Reproduce the rows word for word, beginning with the very first line and stopping after the line that contains "line-label: OIII xyxy=(287,49,311,63)". Include both of those lines.

[Element and region listings]
((

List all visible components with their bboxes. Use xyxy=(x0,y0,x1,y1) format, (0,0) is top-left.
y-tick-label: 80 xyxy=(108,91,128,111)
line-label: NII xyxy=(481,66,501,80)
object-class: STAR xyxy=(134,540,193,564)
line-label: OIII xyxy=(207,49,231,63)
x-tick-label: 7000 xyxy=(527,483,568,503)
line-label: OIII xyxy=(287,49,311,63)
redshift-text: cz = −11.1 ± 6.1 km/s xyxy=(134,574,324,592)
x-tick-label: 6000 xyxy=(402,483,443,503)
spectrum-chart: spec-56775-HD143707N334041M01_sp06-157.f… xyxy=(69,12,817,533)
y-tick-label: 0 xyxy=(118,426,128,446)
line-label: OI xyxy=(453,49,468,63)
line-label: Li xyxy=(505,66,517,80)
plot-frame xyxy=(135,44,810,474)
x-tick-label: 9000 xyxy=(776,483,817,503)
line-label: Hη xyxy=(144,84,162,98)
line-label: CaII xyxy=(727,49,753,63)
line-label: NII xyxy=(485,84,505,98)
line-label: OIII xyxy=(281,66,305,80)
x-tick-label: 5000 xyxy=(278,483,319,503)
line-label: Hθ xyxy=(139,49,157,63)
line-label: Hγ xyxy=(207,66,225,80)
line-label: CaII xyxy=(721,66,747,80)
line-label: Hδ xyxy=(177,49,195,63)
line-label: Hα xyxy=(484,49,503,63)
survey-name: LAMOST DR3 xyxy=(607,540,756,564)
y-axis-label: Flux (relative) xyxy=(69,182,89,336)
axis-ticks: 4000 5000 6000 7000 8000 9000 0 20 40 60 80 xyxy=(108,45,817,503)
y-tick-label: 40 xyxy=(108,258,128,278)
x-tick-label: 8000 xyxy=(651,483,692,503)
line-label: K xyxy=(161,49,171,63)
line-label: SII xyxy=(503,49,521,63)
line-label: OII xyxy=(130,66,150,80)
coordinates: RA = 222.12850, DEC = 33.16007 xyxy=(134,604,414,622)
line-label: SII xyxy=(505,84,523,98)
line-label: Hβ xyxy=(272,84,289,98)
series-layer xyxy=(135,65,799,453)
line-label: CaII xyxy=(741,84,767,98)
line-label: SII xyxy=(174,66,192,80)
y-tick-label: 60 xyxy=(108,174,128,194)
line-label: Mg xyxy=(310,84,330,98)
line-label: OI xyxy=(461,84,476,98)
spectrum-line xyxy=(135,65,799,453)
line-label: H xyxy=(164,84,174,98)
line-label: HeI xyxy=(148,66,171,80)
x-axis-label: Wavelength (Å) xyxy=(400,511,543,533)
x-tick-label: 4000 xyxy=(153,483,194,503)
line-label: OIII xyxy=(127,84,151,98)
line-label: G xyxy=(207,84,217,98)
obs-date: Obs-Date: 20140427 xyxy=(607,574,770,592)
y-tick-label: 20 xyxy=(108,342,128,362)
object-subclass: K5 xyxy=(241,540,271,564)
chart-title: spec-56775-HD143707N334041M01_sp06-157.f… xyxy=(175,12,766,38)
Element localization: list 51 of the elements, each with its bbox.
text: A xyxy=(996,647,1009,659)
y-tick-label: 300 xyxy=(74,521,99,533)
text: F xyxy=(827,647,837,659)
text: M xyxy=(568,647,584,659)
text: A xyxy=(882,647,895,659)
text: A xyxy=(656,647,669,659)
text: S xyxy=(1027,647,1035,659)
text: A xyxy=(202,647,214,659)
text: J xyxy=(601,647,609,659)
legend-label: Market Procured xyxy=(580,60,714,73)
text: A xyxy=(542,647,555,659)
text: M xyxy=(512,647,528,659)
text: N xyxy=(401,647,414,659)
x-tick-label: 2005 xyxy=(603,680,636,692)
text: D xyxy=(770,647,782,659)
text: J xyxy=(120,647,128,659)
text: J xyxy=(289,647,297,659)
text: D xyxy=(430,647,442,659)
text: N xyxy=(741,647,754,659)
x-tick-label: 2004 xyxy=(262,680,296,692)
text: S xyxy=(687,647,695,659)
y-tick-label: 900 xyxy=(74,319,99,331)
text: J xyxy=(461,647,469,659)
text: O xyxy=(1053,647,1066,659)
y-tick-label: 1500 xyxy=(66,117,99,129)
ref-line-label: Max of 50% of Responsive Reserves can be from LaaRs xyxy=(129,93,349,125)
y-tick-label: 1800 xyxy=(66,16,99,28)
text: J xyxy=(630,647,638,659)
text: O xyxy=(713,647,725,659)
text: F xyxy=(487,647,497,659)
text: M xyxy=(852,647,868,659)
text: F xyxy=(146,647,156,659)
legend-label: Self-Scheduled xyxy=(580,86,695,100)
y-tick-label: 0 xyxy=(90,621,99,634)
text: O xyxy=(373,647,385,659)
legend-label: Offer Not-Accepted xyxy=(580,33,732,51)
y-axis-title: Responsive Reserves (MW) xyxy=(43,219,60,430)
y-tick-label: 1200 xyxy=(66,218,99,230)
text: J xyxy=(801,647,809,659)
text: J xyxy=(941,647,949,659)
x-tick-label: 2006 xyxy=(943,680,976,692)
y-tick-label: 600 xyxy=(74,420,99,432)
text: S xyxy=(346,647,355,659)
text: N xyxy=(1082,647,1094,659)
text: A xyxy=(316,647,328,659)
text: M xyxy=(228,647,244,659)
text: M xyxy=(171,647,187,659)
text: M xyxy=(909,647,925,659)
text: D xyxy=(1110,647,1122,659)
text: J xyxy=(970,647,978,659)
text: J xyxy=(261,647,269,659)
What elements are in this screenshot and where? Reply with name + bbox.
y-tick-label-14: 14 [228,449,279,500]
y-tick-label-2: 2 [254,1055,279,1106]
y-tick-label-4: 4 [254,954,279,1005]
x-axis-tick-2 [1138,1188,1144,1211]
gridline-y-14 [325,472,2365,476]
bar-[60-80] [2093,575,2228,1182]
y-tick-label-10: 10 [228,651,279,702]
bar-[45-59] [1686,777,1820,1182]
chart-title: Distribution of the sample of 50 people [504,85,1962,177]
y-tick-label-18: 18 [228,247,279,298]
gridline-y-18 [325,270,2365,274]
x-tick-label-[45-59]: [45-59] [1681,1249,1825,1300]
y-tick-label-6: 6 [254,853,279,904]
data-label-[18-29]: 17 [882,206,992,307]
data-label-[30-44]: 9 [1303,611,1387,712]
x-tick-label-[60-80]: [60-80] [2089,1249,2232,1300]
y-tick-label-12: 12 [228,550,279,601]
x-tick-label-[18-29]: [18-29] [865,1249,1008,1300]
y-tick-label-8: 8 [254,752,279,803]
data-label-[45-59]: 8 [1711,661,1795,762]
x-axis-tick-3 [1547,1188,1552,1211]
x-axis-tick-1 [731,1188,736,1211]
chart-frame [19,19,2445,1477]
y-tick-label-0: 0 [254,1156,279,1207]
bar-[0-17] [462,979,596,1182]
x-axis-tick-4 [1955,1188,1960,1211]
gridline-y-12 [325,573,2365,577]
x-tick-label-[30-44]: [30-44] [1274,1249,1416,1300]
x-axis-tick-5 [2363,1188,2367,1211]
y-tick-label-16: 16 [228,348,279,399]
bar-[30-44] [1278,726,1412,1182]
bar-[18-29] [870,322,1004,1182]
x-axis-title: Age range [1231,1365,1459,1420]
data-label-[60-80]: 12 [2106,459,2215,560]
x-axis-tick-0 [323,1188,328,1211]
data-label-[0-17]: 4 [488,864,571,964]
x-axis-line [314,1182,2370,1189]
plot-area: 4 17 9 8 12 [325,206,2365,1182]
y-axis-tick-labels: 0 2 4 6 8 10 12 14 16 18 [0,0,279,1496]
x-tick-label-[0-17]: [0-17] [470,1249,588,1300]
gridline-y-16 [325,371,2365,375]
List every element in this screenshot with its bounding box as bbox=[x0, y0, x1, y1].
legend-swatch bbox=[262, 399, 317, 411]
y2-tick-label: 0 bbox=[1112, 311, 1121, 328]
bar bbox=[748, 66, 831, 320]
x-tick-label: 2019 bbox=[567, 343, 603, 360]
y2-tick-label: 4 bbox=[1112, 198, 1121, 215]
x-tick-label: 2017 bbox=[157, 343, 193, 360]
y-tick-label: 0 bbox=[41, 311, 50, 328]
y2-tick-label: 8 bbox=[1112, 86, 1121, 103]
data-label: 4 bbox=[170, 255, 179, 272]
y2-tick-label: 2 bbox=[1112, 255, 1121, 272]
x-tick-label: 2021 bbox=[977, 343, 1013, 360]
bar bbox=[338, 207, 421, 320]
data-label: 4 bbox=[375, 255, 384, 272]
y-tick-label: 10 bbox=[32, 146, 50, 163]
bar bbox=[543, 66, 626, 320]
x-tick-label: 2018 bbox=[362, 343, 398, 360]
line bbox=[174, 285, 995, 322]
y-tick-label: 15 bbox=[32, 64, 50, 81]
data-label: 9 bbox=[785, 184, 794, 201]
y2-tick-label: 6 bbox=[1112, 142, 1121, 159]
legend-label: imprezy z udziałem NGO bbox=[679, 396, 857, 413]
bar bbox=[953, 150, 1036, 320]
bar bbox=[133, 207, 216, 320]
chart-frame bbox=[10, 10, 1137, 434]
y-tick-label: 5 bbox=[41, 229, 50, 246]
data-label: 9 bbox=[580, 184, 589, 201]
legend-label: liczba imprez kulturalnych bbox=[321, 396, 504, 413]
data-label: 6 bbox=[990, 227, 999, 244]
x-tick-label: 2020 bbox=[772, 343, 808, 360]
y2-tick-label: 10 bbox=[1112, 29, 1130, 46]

))

** Solution for this task **
List all visible components with their bboxes. Use xyxy=(x0,y0,x1,y1) format, (0,0) is top-left.
y-tick-label: 80 xyxy=(108,91,128,111)
line-label: NII xyxy=(481,66,501,80)
object-class: STAR xyxy=(134,540,193,564)
line-label: OIII xyxy=(207,49,231,63)
x-tick-label: 7000 xyxy=(527,483,568,503)
line-label: OIII xyxy=(287,49,311,63)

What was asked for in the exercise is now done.